(Records from a collection)
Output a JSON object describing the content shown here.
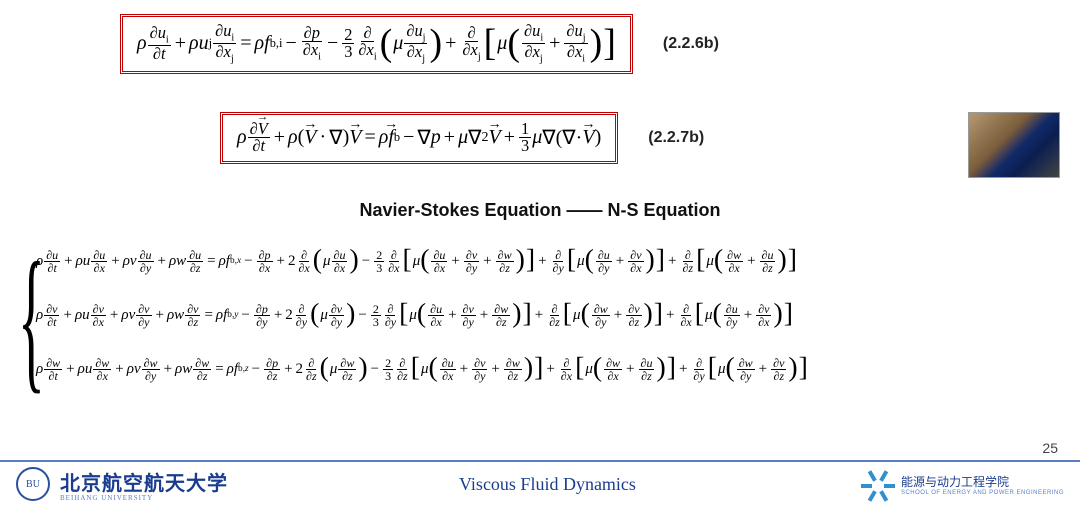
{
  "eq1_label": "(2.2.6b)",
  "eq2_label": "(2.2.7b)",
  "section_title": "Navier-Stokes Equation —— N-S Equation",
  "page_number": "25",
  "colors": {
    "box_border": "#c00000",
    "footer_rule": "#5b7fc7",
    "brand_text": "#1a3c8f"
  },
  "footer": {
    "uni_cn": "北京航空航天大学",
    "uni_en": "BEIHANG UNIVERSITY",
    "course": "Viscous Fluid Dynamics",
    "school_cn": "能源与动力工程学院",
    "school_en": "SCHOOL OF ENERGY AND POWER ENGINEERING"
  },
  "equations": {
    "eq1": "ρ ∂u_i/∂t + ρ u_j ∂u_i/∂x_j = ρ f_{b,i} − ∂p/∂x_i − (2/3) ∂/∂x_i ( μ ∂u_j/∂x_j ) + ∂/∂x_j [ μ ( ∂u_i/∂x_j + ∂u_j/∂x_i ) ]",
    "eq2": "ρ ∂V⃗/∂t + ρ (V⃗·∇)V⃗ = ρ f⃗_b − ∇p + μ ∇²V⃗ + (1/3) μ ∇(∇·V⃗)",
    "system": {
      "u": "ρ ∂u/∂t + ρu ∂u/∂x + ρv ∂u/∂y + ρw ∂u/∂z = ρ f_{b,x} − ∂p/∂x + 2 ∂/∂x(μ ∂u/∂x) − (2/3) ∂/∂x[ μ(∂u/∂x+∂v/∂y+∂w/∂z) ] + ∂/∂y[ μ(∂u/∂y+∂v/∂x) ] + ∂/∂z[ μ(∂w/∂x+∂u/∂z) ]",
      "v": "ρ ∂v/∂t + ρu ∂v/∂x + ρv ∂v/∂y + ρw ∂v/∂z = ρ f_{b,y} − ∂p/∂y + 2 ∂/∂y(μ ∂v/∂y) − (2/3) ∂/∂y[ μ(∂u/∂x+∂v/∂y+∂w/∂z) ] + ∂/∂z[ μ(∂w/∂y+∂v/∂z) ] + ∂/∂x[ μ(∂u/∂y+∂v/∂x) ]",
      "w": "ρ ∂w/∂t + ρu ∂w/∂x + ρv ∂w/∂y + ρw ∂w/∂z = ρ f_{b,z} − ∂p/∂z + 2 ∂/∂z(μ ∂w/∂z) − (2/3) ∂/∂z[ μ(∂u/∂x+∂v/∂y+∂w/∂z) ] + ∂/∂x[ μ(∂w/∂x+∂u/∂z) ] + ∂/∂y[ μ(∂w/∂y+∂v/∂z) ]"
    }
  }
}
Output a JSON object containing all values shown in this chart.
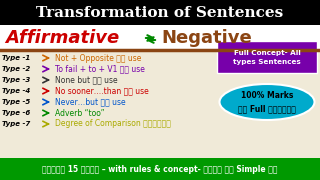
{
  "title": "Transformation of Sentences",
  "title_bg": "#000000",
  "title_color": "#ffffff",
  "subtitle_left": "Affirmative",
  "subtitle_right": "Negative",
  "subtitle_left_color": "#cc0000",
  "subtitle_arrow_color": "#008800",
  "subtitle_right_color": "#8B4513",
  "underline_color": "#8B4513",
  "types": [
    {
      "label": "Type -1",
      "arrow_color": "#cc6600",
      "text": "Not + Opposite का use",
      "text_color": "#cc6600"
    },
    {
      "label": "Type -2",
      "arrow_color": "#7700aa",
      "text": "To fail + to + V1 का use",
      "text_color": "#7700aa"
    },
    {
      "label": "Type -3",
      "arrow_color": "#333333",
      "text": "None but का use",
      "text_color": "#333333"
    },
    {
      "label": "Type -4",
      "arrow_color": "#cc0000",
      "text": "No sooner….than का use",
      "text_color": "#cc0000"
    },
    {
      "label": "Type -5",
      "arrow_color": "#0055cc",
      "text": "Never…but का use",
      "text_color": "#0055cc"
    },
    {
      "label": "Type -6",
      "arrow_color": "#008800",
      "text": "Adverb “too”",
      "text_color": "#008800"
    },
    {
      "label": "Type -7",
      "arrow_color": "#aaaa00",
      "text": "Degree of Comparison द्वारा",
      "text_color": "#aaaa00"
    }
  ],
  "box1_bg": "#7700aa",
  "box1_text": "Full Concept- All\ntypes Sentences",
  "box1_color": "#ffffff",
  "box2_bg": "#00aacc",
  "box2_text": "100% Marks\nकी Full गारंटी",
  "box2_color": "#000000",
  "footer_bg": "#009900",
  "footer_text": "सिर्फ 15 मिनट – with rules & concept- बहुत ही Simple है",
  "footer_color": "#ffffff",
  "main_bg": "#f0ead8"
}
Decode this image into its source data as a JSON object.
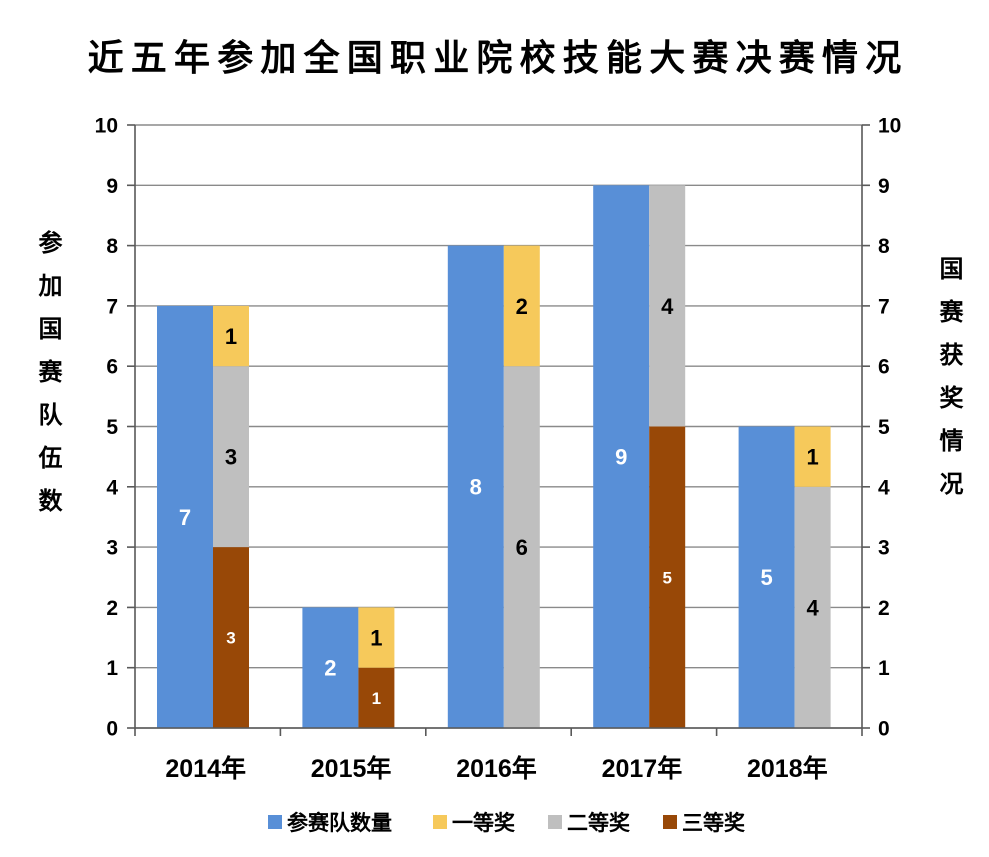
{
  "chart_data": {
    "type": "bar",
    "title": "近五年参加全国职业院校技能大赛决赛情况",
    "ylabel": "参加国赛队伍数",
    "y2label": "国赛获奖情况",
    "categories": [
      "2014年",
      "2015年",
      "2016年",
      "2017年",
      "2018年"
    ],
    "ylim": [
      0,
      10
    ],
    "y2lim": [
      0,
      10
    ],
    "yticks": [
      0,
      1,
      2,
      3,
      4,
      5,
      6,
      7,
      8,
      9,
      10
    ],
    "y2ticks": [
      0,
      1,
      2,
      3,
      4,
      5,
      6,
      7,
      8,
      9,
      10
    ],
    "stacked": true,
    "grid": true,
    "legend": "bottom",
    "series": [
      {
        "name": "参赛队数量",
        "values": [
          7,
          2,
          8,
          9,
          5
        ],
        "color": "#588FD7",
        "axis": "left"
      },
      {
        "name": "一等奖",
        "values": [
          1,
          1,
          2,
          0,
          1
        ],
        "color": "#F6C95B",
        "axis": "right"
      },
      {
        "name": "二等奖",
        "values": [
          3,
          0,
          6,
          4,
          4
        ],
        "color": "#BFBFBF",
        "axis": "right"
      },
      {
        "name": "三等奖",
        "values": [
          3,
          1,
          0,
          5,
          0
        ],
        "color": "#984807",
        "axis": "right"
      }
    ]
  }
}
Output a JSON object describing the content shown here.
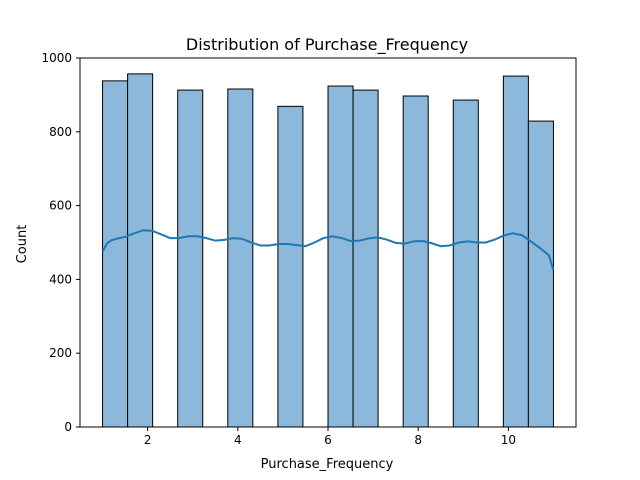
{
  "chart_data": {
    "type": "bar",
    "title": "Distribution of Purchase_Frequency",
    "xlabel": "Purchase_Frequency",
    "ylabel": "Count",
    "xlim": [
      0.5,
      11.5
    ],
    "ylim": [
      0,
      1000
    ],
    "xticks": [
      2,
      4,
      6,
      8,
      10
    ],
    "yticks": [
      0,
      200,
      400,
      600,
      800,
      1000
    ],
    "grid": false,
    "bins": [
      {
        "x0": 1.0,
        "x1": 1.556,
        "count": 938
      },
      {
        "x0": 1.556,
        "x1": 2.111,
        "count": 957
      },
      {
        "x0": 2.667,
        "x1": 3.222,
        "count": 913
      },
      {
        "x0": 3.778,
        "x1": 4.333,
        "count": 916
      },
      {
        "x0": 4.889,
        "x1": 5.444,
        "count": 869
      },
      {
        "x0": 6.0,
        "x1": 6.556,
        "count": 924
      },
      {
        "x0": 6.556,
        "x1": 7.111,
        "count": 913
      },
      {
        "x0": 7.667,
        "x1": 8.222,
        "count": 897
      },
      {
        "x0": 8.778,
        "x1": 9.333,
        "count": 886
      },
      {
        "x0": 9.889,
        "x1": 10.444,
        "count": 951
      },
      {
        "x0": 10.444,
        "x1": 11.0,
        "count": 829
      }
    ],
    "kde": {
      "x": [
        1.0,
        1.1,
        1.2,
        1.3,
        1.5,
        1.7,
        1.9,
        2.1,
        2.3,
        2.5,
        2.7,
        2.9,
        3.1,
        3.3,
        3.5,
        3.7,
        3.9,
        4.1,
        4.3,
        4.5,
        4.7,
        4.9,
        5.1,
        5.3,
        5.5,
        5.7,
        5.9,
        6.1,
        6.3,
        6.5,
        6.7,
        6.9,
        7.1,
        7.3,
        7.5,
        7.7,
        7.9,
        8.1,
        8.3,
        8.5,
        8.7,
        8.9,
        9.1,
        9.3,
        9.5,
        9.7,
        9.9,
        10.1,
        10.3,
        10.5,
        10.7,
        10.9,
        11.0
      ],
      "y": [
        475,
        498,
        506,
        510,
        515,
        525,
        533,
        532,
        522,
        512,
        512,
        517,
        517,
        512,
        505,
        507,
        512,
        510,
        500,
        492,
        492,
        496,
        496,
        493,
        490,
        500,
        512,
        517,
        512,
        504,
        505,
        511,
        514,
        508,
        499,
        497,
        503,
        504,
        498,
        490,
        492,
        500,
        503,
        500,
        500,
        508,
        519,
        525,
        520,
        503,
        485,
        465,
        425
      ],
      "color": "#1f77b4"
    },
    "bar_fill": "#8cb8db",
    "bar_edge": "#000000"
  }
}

DIRECTION => Only a number is wanted: how many lines contain "ffffff"?

WRITTEN SOLUTION => 3